» Exercise details:
Reproduce the data verbatim, from its first line through the line containing "key-l[interactable]: l bbox=[350, 303, 410, 331]", including both of those lines.

» Data for this exercise:
════════════════
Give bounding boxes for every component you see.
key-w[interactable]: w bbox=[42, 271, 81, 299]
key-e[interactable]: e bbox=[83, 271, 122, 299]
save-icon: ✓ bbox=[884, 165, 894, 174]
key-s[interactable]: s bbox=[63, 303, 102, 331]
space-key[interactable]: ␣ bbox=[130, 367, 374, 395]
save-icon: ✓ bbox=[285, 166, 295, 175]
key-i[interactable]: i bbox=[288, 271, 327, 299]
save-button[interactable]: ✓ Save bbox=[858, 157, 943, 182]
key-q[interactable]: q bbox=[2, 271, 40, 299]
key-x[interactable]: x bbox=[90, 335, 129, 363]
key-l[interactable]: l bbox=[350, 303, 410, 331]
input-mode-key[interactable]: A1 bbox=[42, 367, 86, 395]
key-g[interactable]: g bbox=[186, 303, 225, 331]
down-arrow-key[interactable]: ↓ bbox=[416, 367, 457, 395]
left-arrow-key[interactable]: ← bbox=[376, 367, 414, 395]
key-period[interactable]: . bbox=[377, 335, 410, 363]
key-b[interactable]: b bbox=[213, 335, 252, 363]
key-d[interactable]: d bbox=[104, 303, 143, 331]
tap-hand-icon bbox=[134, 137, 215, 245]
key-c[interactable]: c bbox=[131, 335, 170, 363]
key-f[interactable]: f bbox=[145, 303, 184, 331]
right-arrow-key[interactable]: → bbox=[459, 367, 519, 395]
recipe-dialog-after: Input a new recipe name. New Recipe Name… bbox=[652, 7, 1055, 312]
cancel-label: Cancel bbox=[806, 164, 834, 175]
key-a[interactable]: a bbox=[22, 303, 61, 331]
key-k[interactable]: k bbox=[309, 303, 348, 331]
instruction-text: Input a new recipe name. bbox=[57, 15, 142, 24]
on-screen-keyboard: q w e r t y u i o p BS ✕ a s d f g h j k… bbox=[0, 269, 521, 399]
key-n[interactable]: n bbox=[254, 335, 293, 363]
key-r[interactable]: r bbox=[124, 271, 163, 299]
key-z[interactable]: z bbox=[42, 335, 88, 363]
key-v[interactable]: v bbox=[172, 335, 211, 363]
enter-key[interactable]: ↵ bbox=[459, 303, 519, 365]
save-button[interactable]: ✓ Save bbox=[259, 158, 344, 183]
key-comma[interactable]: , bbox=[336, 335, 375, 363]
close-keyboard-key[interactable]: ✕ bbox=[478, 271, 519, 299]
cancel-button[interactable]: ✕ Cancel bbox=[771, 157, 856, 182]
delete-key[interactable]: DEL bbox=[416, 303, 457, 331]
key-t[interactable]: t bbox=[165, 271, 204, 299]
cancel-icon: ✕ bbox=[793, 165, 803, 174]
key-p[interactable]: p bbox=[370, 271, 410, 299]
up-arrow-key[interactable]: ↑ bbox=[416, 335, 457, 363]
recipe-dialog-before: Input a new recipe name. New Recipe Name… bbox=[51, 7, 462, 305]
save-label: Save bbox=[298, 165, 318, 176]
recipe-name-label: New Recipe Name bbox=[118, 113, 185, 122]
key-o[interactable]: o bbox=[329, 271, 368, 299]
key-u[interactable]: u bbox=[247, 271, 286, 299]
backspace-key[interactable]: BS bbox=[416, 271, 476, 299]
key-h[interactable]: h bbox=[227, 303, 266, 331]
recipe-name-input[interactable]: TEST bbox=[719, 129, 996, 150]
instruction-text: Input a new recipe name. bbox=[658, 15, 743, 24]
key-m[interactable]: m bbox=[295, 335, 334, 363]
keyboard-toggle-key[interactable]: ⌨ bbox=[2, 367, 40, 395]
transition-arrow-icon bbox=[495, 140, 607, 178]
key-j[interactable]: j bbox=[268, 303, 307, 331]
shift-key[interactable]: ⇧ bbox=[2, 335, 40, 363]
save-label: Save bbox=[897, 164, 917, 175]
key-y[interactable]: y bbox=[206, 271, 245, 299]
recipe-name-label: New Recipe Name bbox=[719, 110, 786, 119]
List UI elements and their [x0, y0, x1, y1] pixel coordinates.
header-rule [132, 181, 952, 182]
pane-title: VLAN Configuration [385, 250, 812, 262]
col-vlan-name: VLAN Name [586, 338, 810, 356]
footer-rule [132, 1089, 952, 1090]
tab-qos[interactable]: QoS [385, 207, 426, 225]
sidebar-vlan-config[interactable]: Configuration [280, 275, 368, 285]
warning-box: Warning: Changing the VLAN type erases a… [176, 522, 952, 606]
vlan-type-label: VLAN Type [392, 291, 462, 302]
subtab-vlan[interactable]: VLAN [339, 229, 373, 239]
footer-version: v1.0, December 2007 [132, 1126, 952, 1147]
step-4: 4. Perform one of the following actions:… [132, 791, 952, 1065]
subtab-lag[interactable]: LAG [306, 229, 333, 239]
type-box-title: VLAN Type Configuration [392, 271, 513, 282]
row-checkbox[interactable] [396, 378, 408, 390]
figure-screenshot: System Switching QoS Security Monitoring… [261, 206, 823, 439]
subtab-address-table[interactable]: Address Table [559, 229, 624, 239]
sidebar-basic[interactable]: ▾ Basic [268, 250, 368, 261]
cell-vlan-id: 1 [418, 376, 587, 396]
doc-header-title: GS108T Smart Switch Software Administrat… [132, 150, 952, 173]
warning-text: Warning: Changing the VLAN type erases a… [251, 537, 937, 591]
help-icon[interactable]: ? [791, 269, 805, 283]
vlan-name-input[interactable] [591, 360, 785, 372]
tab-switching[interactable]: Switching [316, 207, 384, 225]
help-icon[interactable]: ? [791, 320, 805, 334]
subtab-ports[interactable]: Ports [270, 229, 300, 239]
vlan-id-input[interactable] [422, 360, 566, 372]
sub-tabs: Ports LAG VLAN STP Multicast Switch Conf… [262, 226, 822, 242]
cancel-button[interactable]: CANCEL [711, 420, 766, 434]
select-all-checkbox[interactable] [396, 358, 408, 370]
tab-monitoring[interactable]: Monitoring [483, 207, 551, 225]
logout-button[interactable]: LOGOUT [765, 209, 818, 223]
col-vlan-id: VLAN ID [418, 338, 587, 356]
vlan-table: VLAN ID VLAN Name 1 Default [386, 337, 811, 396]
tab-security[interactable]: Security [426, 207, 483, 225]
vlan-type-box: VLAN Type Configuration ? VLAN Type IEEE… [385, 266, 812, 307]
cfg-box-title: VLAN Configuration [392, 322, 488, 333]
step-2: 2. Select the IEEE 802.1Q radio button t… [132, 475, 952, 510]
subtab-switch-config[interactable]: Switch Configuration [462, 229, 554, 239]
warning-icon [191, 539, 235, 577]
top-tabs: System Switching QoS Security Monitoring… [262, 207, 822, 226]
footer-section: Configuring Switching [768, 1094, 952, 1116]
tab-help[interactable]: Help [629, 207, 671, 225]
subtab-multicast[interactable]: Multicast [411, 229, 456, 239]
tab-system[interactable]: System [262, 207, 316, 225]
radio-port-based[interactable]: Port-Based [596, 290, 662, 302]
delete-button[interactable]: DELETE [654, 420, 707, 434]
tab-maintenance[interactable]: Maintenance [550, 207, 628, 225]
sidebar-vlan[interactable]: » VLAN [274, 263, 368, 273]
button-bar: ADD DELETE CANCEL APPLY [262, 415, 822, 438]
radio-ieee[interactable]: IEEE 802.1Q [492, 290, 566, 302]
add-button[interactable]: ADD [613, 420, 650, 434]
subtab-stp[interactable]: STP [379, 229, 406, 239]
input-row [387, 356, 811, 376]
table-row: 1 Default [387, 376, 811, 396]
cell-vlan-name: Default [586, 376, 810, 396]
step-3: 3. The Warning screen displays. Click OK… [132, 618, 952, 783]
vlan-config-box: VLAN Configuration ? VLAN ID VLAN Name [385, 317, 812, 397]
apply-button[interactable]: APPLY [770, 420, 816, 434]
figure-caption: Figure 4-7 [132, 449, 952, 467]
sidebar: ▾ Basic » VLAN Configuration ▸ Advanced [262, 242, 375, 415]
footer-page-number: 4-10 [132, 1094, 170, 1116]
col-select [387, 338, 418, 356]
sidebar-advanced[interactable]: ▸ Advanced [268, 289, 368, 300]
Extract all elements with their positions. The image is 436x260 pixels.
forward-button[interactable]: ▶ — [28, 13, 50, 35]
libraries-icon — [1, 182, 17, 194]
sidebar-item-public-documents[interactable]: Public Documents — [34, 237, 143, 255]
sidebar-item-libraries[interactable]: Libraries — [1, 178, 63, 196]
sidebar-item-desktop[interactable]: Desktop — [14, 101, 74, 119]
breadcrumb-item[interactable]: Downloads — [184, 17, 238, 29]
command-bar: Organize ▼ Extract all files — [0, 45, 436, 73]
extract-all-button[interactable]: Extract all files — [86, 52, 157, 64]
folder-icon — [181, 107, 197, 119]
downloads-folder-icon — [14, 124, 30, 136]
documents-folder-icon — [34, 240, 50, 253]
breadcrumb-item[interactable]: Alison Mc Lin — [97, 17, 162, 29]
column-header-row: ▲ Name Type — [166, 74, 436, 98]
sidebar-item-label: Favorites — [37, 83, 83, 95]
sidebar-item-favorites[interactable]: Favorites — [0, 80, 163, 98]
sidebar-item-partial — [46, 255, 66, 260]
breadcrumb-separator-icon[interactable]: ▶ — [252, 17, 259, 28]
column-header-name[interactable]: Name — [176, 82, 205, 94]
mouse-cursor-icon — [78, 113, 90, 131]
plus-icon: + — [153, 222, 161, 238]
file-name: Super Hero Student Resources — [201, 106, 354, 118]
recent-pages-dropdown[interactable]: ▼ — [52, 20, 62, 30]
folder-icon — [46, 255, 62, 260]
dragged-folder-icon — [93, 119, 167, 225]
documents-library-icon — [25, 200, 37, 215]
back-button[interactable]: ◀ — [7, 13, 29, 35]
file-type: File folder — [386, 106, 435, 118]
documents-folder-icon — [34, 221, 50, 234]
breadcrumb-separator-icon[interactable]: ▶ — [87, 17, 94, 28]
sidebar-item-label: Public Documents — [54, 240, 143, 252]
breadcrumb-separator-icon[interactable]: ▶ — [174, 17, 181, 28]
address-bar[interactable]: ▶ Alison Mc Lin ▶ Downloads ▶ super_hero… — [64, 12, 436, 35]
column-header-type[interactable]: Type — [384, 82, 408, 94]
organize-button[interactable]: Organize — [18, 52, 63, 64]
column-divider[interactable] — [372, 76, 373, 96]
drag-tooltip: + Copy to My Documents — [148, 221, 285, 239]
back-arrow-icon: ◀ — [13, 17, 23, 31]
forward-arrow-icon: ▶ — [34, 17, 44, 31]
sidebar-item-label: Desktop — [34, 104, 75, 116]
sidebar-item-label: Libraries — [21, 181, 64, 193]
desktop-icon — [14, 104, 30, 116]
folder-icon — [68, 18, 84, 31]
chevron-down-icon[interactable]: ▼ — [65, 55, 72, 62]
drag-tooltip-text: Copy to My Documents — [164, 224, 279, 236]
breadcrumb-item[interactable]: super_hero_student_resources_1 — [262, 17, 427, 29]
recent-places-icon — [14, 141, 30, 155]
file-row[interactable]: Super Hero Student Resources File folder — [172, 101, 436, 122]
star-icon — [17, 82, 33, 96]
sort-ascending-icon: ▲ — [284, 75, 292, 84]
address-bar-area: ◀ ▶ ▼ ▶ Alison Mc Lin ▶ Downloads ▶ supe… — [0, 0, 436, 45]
════════════════
» Exercise solution:
Give bounding boxes for every component you see.
key-w[interactable]: w bbox=[42, 271, 81, 299]
key-e[interactable]: e bbox=[83, 271, 122, 299]
save-icon: ✓ bbox=[884, 165, 894, 174]
key-s[interactable]: s bbox=[63, 303, 102, 331]
space-key[interactable]: ␣ bbox=[130, 367, 374, 395]
save-icon: ✓ bbox=[285, 166, 295, 175]
key-i[interactable]: i bbox=[288, 271, 327, 299]
save-button[interactable]: ✓ Save bbox=[858, 157, 943, 182]
key-q[interactable]: q bbox=[2, 271, 40, 299]
key-x[interactable]: x bbox=[90, 335, 129, 363]
key-l[interactable]: l bbox=[350, 303, 410, 331]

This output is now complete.